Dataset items
--- --- ---

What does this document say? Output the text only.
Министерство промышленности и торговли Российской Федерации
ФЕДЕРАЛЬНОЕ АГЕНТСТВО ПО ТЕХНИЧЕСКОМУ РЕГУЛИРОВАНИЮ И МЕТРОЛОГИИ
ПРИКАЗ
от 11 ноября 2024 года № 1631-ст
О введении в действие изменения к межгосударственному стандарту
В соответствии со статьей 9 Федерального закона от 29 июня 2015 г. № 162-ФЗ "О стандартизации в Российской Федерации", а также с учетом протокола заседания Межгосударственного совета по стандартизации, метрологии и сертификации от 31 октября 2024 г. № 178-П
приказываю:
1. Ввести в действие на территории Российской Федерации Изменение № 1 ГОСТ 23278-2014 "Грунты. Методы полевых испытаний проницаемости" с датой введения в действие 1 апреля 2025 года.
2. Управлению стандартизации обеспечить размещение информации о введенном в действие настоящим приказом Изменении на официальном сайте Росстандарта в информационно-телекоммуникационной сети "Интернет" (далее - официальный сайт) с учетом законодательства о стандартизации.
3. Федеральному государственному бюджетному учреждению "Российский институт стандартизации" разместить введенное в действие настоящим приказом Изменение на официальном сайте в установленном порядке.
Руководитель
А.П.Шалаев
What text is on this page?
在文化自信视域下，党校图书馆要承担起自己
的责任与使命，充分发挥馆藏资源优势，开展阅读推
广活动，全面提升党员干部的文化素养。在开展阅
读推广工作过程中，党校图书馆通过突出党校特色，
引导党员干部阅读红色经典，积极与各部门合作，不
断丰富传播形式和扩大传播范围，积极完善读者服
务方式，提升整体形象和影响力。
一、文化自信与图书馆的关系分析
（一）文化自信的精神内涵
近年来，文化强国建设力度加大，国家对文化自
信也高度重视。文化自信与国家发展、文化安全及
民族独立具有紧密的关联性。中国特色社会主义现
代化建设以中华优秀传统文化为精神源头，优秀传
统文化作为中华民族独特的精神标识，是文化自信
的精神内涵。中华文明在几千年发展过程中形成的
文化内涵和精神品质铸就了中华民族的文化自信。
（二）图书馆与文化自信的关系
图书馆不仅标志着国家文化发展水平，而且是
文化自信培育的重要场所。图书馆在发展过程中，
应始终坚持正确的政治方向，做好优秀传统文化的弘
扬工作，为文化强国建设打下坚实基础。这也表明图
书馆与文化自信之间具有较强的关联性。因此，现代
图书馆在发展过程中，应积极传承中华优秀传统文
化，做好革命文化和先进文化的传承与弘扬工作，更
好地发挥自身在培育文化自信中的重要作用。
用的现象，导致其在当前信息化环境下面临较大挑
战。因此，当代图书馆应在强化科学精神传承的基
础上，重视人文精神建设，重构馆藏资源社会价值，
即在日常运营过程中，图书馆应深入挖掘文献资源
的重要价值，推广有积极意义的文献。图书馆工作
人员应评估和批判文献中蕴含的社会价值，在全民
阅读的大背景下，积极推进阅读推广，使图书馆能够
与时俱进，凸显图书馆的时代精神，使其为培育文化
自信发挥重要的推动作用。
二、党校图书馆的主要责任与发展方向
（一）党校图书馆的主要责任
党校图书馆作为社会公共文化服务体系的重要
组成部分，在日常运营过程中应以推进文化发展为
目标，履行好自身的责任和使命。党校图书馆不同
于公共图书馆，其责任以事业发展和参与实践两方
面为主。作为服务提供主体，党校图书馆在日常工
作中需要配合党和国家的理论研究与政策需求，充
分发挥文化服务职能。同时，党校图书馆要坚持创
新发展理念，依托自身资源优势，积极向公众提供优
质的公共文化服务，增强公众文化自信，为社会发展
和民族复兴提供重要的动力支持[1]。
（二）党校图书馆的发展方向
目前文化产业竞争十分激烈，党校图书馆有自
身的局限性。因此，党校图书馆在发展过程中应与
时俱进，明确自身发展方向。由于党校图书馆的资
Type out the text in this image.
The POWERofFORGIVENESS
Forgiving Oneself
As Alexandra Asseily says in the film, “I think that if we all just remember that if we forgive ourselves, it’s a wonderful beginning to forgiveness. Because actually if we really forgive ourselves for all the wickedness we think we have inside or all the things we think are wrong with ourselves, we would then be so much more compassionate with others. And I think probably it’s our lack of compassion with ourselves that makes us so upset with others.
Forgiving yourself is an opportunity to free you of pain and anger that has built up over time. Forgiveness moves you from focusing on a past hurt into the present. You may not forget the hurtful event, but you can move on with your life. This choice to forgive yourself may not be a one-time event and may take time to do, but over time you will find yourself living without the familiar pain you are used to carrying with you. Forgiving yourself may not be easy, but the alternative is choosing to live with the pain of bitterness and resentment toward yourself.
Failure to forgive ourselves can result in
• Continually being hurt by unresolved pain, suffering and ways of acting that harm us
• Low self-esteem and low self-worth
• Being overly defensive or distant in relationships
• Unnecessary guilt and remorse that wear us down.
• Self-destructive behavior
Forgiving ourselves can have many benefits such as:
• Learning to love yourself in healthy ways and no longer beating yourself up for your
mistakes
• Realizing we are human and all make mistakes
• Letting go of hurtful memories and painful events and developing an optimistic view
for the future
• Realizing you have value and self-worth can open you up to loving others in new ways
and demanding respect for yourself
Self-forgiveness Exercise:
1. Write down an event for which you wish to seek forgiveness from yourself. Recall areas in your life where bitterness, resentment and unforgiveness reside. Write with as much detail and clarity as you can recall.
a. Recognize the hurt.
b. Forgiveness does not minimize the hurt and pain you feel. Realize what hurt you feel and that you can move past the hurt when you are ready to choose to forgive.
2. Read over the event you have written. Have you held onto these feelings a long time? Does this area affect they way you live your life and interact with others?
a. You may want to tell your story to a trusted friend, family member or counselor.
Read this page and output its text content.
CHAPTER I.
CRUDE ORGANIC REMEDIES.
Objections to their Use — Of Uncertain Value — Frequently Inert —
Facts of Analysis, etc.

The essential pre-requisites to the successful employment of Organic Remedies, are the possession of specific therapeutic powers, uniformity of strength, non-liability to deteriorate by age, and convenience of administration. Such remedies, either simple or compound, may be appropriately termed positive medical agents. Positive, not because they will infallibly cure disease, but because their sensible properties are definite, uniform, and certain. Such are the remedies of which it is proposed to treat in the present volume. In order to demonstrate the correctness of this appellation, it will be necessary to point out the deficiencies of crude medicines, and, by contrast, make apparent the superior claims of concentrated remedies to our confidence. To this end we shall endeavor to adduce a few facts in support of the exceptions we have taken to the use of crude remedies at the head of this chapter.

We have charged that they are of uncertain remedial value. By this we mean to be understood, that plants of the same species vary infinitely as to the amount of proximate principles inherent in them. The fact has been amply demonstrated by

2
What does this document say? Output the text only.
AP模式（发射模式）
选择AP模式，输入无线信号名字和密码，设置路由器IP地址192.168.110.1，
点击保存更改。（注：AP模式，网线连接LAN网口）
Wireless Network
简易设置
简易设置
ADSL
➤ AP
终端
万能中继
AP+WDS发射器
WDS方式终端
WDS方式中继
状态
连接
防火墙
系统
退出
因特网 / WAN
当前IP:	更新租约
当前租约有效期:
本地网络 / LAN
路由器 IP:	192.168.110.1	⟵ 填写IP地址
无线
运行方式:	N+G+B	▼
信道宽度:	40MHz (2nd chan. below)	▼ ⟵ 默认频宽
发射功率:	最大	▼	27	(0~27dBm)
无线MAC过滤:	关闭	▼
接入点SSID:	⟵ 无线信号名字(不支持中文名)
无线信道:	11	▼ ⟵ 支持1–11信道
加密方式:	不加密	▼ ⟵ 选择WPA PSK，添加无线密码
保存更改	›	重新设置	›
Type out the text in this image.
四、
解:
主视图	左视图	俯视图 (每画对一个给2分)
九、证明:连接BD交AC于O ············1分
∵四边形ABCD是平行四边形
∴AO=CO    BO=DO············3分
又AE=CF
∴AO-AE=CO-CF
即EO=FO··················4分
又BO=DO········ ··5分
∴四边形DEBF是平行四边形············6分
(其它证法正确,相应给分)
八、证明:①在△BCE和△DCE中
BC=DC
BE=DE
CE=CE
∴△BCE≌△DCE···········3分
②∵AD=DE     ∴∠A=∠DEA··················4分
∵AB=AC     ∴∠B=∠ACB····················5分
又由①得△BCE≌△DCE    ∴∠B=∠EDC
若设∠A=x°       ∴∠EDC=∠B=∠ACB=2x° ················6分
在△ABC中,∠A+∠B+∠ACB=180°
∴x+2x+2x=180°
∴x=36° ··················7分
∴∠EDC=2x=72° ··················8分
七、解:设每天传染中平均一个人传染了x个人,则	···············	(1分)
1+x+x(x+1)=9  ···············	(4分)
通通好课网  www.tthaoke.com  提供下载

--- --- ---

AIM OF THE EXERCISE
Which lines include the word "page"? List them all.

RESPONSE TO THE EXERCISE
What text is on this page?
Read this page and output its text content.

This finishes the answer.